Exercise objective: Every entry below must be repeated exactly; skip the pictures.

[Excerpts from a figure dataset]
——
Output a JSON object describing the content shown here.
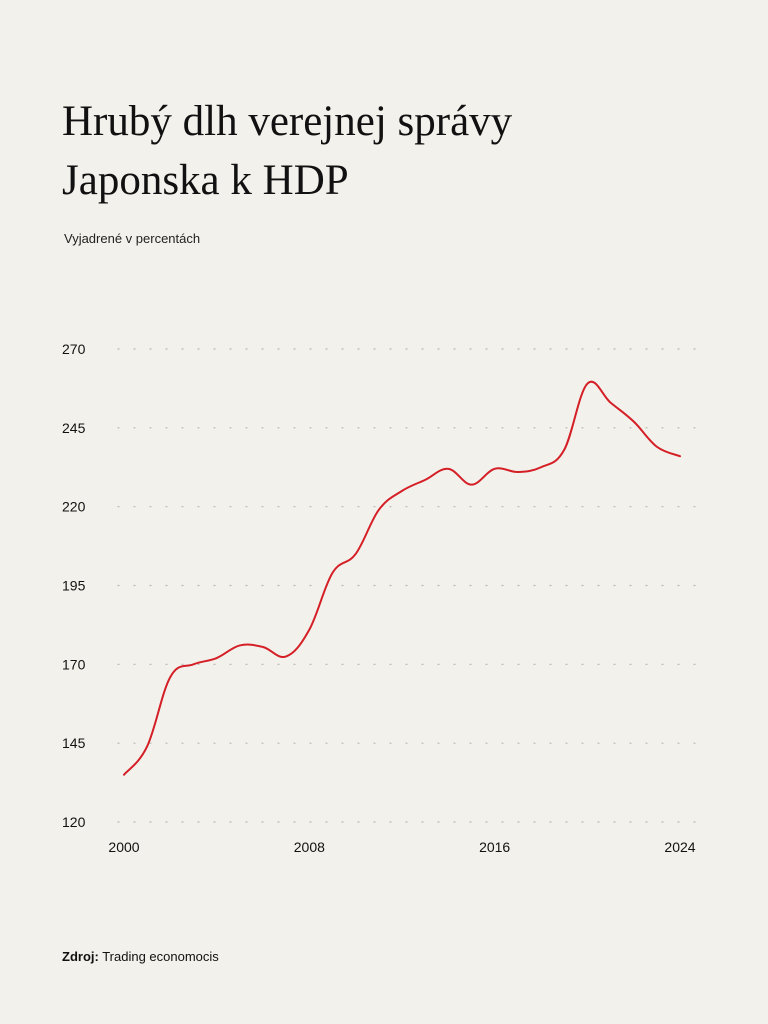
{
  "title_line1": "Hrubý dlh verejnej správy",
  "title_line2": "Japonska k HDP",
  "subtitle": "Vyjadrené v percentách",
  "source_label": "Zdroj:",
  "source_text": "Trading economocis",
  "colors": {
    "background": "#f3f1ec",
    "line": "#d41f26",
    "grid": "#b8b6b0"
  },
  "chart_data": {
    "type": "line",
    "title": "Hrubý dlh verejnej správy Japonska k HDP",
    "subtitle": "Vyjadrené v percentách",
    "xlabel": "",
    "ylabel": "",
    "xlim": [
      2000,
      2024
    ],
    "ylim": [
      120,
      270
    ],
    "yticks": [
      270,
      245,
      220,
      195,
      170,
      145,
      120
    ],
    "xticks": [
      2000,
      2008,
      2016,
      2024
    ],
    "grid": "horizontal-dotted",
    "legend": "none",
    "series": [
      {
        "x": [
          2000,
          2001,
          2002,
          2003,
          2004,
          2005,
          2006,
          2007,
          2008,
          2009,
          2010,
          2011,
          2012,
          2013,
          2014,
          2015,
          2016,
          2017,
          2018,
          2019,
          2020,
          2021,
          2022,
          2023,
          2024
        ],
        "values": [
          135,
          144,
          166,
          170,
          172,
          176,
          175.5,
          172.5,
          181,
          199,
          205,
          219,
          225,
          228.5,
          232,
          227,
          232,
          231,
          232.5,
          238,
          259,
          253,
          247,
          239,
          236
        ]
      }
    ]
  }
}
——
Solution to the problem:
Output a JSON object describing the content shown here.
{
  "title_line1": "Hrubý dlh verejnej správy",
  "title_line2": "Japonska k HDP",
  "subtitle": "Vyjadrené v percentách",
  "source_label": "Zdroj:",
  "source_text": "Trading economocis",
  "colors": {
    "background": "#f3f1ec",
    "line": "#d41f26",
    "grid": "#b8b6b0"
  },
  "chart_data": {
    "type": "line",
    "title": "Hrubý dlh verejnej správy Japonska k HDP",
    "subtitle": "Vyjadrené v percentách",
    "xlabel": "",
    "ylabel": "",
    "xlim": [
      2000,
      2024
    ],
    "ylim": [
      120,
      270
    ],
    "yticks": [
      270,
      245,
      220,
      195,
      170,
      145,
      120
    ],
    "xticks": [
      2000,
      2008,
      2016,
      2024
    ],
    "grid": "horizontal-dotted",
    "legend": "none",
    "series": [
      {
        "x": [
          2000,
          2001,
          2002,
          2003,
          2004,
          2005,
          2006,
          2007,
          2008,
          2009,
          2010,
          2011,
          2012,
          2013,
          2014,
          2015,
          2016,
          2017,
          2018,
          2019,
          2020,
          2021,
          2022,
          2023,
          2024
        ],
        "values": [
          135,
          144,
          166,
          170,
          172,
          176,
          175.5,
          172.5,
          181,
          199,
          205,
          219,
          225,
          228.5,
          232,
          227,
          232,
          231,
          232.5,
          238,
          259,
          253,
          247,
          239,
          236
        ]
      }
    ]
  }
}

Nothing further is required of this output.